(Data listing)
■ ■ ■
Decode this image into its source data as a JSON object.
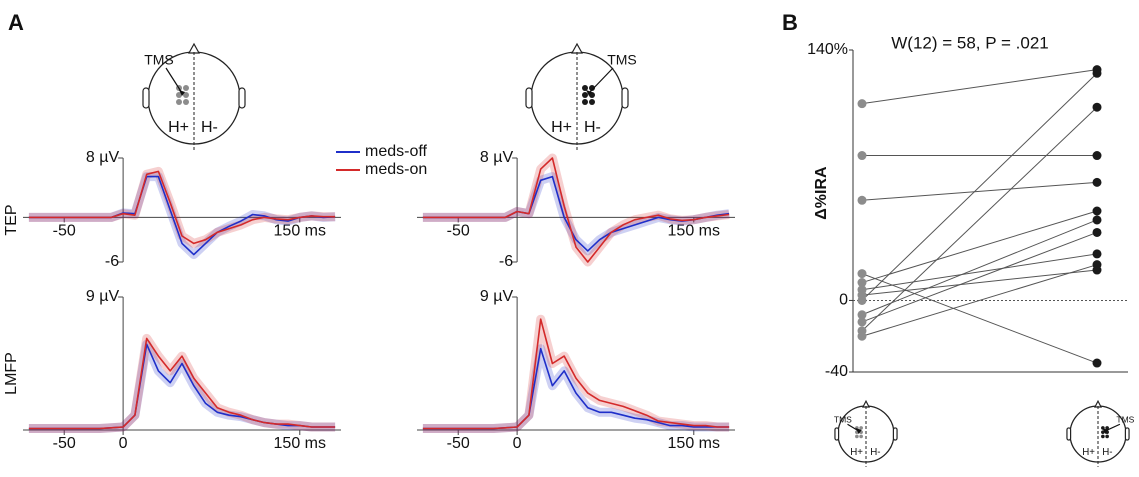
{
  "labels": {
    "panel_a": "A",
    "panel_b": "B"
  },
  "heads": [
    {
      "stim": "TMS",
      "left": "H+",
      "right": "H-"
    },
    {
      "stim": "TMS",
      "left": "H+",
      "right": "H-"
    },
    {
      "stim": "TMS",
      "left": "H+",
      "right": "H-"
    },
    {
      "stim": "TMS",
      "left": "H+",
      "right": "H-"
    }
  ],
  "chart_data": [
    {
      "type": "line",
      "ylabel": "TEP",
      "x": [
        -80,
        -70,
        -60,
        -50,
        -40,
        -30,
        -20,
        -10,
        0,
        10,
        20,
        30,
        40,
        50,
        60,
        70,
        80,
        90,
        100,
        110,
        120,
        130,
        140,
        150,
        160,
        170,
        180
      ],
      "xlim": [
        -85,
        185
      ],
      "xticks": [
        {
          "value": -50,
          "label": "-50"
        },
        {
          "value": 150,
          "label": "150 ms"
        }
      ],
      "ylim": [
        -6,
        8
      ],
      "yticks": [
        {
          "value": 8,
          "label": "8 µV"
        },
        {
          "value": -6,
          "label": "-6"
        }
      ],
      "series": [
        {
          "name": "meds-off",
          "color": "#1f2fc9",
          "values": [
            0,
            0,
            0,
            0,
            0,
            0,
            0,
            0,
            0.6,
            0.5,
            5.5,
            5.5,
            1,
            -3.5,
            -5,
            -3.5,
            -2,
            -1.2,
            -0.5,
            0.4,
            0.2,
            -0.3,
            -0.5,
            0,
            0.2,
            0,
            0.1
          ]
        },
        {
          "name": "meds-on",
          "color": "#d42a2a",
          "values": [
            0,
            0,
            0,
            0,
            0,
            0,
            0,
            0,
            0.5,
            0.3,
            5.8,
            6.2,
            2,
            -2.5,
            -3.5,
            -3,
            -2,
            -1.5,
            -1,
            -0.3,
            0,
            -0.2,
            -0.3,
            0,
            0.2,
            0.1,
            0.1
          ]
        }
      ]
    },
    {
      "type": "line",
      "x": [
        -80,
        -70,
        -60,
        -50,
        -40,
        -30,
        -20,
        -10,
        0,
        10,
        20,
        30,
        40,
        50,
        60,
        70,
        80,
        90,
        100,
        110,
        120,
        130,
        140,
        150,
        160,
        170,
        180
      ],
      "xlim": [
        -85,
        185
      ],
      "xticks": [
        {
          "value": -50,
          "label": "-50"
        },
        {
          "value": 150,
          "label": "150 ms"
        }
      ],
      "ylim": [
        -6,
        8
      ],
      "yticks": [
        {
          "value": 8,
          "label": "8 µV"
        },
        {
          "value": -6,
          "label": "-6"
        }
      ],
      "series": [
        {
          "color": "#1f2fc9",
          "values": [
            0,
            0,
            0,
            0,
            0,
            0,
            0,
            0,
            0.8,
            0.5,
            5,
            5.5,
            0,
            -3,
            -4.5,
            -3,
            -2,
            -1.5,
            -1,
            -0.5,
            0,
            -0.3,
            -0.5,
            -0.3,
            0,
            0.3,
            0.5
          ]
        },
        {
          "color": "#d42a2a",
          "values": [
            0,
            0,
            0,
            0,
            0,
            0,
            0,
            0,
            0.8,
            0.5,
            6.5,
            8,
            1.5,
            -4,
            -6,
            -4,
            -2,
            -1,
            -0.3,
            0,
            0.3,
            -0.2,
            -0.4,
            -0.3,
            0,
            0.2,
            0.4
          ]
        }
      ]
    },
    {
      "type": "line",
      "ylabel": "LMFP",
      "x": [
        -80,
        -70,
        -60,
        -50,
        -40,
        -30,
        -20,
        -10,
        0,
        10,
        20,
        30,
        40,
        50,
        60,
        70,
        80,
        90,
        100,
        110,
        120,
        130,
        140,
        150,
        160,
        170,
        180
      ],
      "xlim": [
        -85,
        185
      ],
      "xticks": [
        {
          "value": -50,
          "label": "-50"
        },
        0,
        {
          "value": 150,
          "label": "150 ms"
        }
      ],
      "ylim": [
        0,
        9
      ],
      "yticks": [
        {
          "value": 9,
          "label": "9 µV"
        }
      ],
      "series": [
        {
          "color": "#1f2fc9",
          "values": [
            0.1,
            0.1,
            0.1,
            0.1,
            0.1,
            0.1,
            0.1,
            0.15,
            0.2,
            1,
            5.8,
            4,
            3.2,
            4.5,
            3,
            1.8,
            1.2,
            1,
            0.9,
            0.7,
            0.5,
            0.4,
            0.3,
            0.3,
            0.2,
            0.2,
            0.2
          ]
        },
        {
          "color": "#d42a2a",
          "values": [
            0.1,
            0.1,
            0.1,
            0.1,
            0.1,
            0.1,
            0.1,
            0.15,
            0.2,
            1,
            6.2,
            5,
            4,
            5,
            3.5,
            2.5,
            1.5,
            1.2,
            1,
            0.7,
            0.5,
            0.4,
            0.4,
            0.3,
            0.2,
            0.2,
            0.2
          ]
        }
      ]
    },
    {
      "type": "line",
      "x": [
        -80,
        -70,
        -60,
        -50,
        -40,
        -30,
        -20,
        -10,
        0,
        10,
        20,
        30,
        40,
        50,
        60,
        70,
        80,
        90,
        100,
        110,
        120,
        130,
        140,
        150,
        160,
        170,
        180
      ],
      "xlim": [
        -85,
        185
      ],
      "xticks": [
        {
          "value": -50,
          "label": "-50"
        },
        0,
        {
          "value": 150,
          "label": "150 ms"
        }
      ],
      "ylim": [
        0,
        9
      ],
      "yticks": [
        {
          "value": 9,
          "label": "9 µV"
        }
      ],
      "series": [
        {
          "color": "#1f2fc9",
          "values": [
            0.1,
            0.1,
            0.1,
            0.1,
            0.1,
            0.1,
            0.1,
            0.15,
            0.2,
            1,
            5.5,
            3,
            4,
            2.5,
            1.5,
            1.2,
            1.2,
            1,
            0.8,
            0.7,
            0.5,
            0.3,
            0.3,
            0.2,
            0.2,
            0.2,
            0.2
          ]
        },
        {
          "color": "#d42a2a",
          "values": [
            0.1,
            0.1,
            0.1,
            0.1,
            0.1,
            0.1,
            0.1,
            0.15,
            0.2,
            1,
            7.5,
            4.5,
            5,
            3.5,
            2.5,
            2,
            1.8,
            1.6,
            1.3,
            1,
            0.6,
            0.5,
            0.4,
            0.3,
            0.3,
            0.2,
            0.2
          ]
        }
      ]
    },
    {
      "type": "paired",
      "title": "W(12) = 58, P = .021",
      "ylabel": "Δ%IRA",
      "ylim": [
        -40,
        140
      ],
      "yticks": [
        {
          "value": 140,
          "label": "140%"
        },
        0,
        -40
      ],
      "before": {
        "color": "#8c8c8c",
        "values": [
          110,
          81,
          56,
          15,
          10,
          6,
          3,
          0,
          -8,
          -12,
          -17,
          -20
        ]
      },
      "after": {
        "color": "#1a1a1a",
        "values": [
          129,
          81,
          66,
          -35,
          50,
          26,
          17,
          127,
          45,
          38,
          108,
          20
        ]
      }
    }
  ]
}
■ ■ ■
**Aim:** Copy all the lines of data exactly as they appear, dropping any images.

**Output of the exercise:**
Decode this image into its source data as a JSON object.
{
  "labels": {
    "panel_a": "A",
    "panel_b": "B"
  },
  "heads": [
    {
      "stim": "TMS",
      "left": "H+",
      "right": "H-"
    },
    {
      "stim": "TMS",
      "left": "H+",
      "right": "H-"
    },
    {
      "stim": "TMS",
      "left": "H+",
      "right": "H-"
    },
    {
      "stim": "TMS",
      "left": "H+",
      "right": "H-"
    }
  ],
  "chart_data": [
    {
      "type": "line",
      "ylabel": "TEP",
      "x": [
        -80,
        -70,
        -60,
        -50,
        -40,
        -30,
        -20,
        -10,
        0,
        10,
        20,
        30,
        40,
        50,
        60,
        70,
        80,
        90,
        100,
        110,
        120,
        130,
        140,
        150,
        160,
        170,
        180
      ],
      "xlim": [
        -85,
        185
      ],
      "xticks": [
        {
          "value": -50,
          "label": "-50"
        },
        {
          "value": 150,
          "label": "150 ms"
        }
      ],
      "ylim": [
        -6,
        8
      ],
      "yticks": [
        {
          "value": 8,
          "label": "8 µV"
        },
        {
          "value": -6,
          "label": "-6"
        }
      ],
      "series": [
        {
          "name": "meds-off",
          "color": "#1f2fc9",
          "values": [
            0,
            0,
            0,
            0,
            0,
            0,
            0,
            0,
            0.6,
            0.5,
            5.5,
            5.5,
            1,
            -3.5,
            -5,
            -3.5,
            -2,
            -1.2,
            -0.5,
            0.4,
            0.2,
            -0.3,
            -0.5,
            0,
            0.2,
            0,
            0.1
          ]
        },
        {
          "name": "meds-on",
          "color": "#d42a2a",
          "values": [
            0,
            0,
            0,
            0,
            0,
            0,
            0,
            0,
            0.5,
            0.3,
            5.8,
            6.2,
            2,
            -2.5,
            -3.5,
            -3,
            -2,
            -1.5,
            -1,
            -0.3,
            0,
            -0.2,
            -0.3,
            0,
            0.2,
            0.1,
            0.1
          ]
        }
      ]
    },
    {
      "type": "line",
      "x": [
        -80,
        -70,
        -60,
        -50,
        -40,
        -30,
        -20,
        -10,
        0,
        10,
        20,
        30,
        40,
        50,
        60,
        70,
        80,
        90,
        100,
        110,
        120,
        130,
        140,
        150,
        160,
        170,
        180
      ],
      "xlim": [
        -85,
        185
      ],
      "xticks": [
        {
          "value": -50,
          "label": "-50"
        },
        {
          "value": 150,
          "label": "150 ms"
        }
      ],
      "ylim": [
        -6,
        8
      ],
      "yticks": [
        {
          "value": 8,
          "label": "8 µV"
        },
        {
          "value": -6,
          "label": "-6"
        }
      ],
      "series": [
        {
          "color": "#1f2fc9",
          "values": [
            0,
            0,
            0,
            0,
            0,
            0,
            0,
            0,
            0.8,
            0.5,
            5,
            5.5,
            0,
            -3,
            -4.5,
            -3,
            -2,
            -1.5,
            -1,
            -0.5,
            0,
            -0.3,
            -0.5,
            -0.3,
            0,
            0.3,
            0.5
          ]
        },
        {
          "color": "#d42a2a",
          "values": [
            0,
            0,
            0,
            0,
            0,
            0,
            0,
            0,
            0.8,
            0.5,
            6.5,
            8,
            1.5,
            -4,
            -6,
            -4,
            -2,
            -1,
            -0.3,
            0,
            0.3,
            -0.2,
            -0.4,
            -0.3,
            0,
            0.2,
            0.4
          ]
        }
      ]
    },
    {
      "type": "line",
      "ylabel": "LMFP",
      "x": [
        -80,
        -70,
        -60,
        -50,
        -40,
        -30,
        -20,
        -10,
        0,
        10,
        20,
        30,
        40,
        50,
        60,
        70,
        80,
        90,
        100,
        110,
        120,
        130,
        140,
        150,
        160,
        170,
        180
      ],
      "xlim": [
        -85,
        185
      ],
      "xticks": [
        {
          "value": -50,
          "label": "-50"
        },
        0,
        {
          "value": 150,
          "label": "150 ms"
        }
      ],
      "ylim": [
        0,
        9
      ],
      "yticks": [
        {
          "value": 9,
          "label": "9 µV"
        }
      ],
      "series": [
        {
          "color": "#1f2fc9",
          "values": [
            0.1,
            0.1,
            0.1,
            0.1,
            0.1,
            0.1,
            0.1,
            0.15,
            0.2,
            1,
            5.8,
            4,
            3.2,
            4.5,
            3,
            1.8,
            1.2,
            1,
            0.9,
            0.7,
            0.5,
            0.4,
            0.3,
            0.3,
            0.2,
            0.2,
            0.2
          ]
        },
        {
          "color": "#d42a2a",
          "values": [
            0.1,
            0.1,
            0.1,
            0.1,
            0.1,
            0.1,
            0.1,
            0.15,
            0.2,
            1,
            6.2,
            5,
            4,
            5,
            3.5,
            2.5,
            1.5,
            1.2,
            1,
            0.7,
            0.5,
            0.4,
            0.4,
            0.3,
            0.2,
            0.2,
            0.2
          ]
        }
      ]
    },
    {
      "type": "line",
      "x": [
        -80,
        -70,
        -60,
        -50,
        -40,
        -30,
        -20,
        -10,
        0,
        10,
        20,
        30,
        40,
        50,
        60,
        70,
        80,
        90,
        100,
        110,
        120,
        130,
        140,
        150,
        160,
        170,
        180
      ],
      "xlim": [
        -85,
        185
      ],
      "xticks": [
        {
          "value": -50,
          "label": "-50"
        },
        0,
        {
          "value": 150,
          "label": "150 ms"
        }
      ],
      "ylim": [
        0,
        9
      ],
      "yticks": [
        {
          "value": 9,
          "label": "9 µV"
        }
      ],
      "series": [
        {
          "color": "#1f2fc9",
          "values": [
            0.1,
            0.1,
            0.1,
            0.1,
            0.1,
            0.1,
            0.1,
            0.15,
            0.2,
            1,
            5.5,
            3,
            4,
            2.5,
            1.5,
            1.2,
            1.2,
            1,
            0.8,
            0.7,
            0.5,
            0.3,
            0.3,
            0.2,
            0.2,
            0.2,
            0.2
          ]
        },
        {
          "color": "#d42a2a",
          "values": [
            0.1,
            0.1,
            0.1,
            0.1,
            0.1,
            0.1,
            0.1,
            0.15,
            0.2,
            1,
            7.5,
            4.5,
            5,
            3.5,
            2.5,
            2,
            1.8,
            1.6,
            1.3,
            1,
            0.6,
            0.5,
            0.4,
            0.3,
            0.3,
            0.2,
            0.2
          ]
        }
      ]
    },
    {
      "type": "paired",
      "title": "W(12) = 58, P = .021",
      "ylabel": "Δ%IRA",
      "ylim": [
        -40,
        140
      ],
      "yticks": [
        {
          "value": 140,
          "label": "140%"
        },
        0,
        -40
      ],
      "before": {
        "color": "#8c8c8c",
        "values": [
          110,
          81,
          56,
          15,
          10,
          6,
          3,
          0,
          -8,
          -12,
          -17,
          -20
        ]
      },
      "after": {
        "color": "#1a1a1a",
        "values": [
          129,
          81,
          66,
          -35,
          50,
          26,
          17,
          127,
          45,
          38,
          108,
          20
        ]
      }
    }
  ]
}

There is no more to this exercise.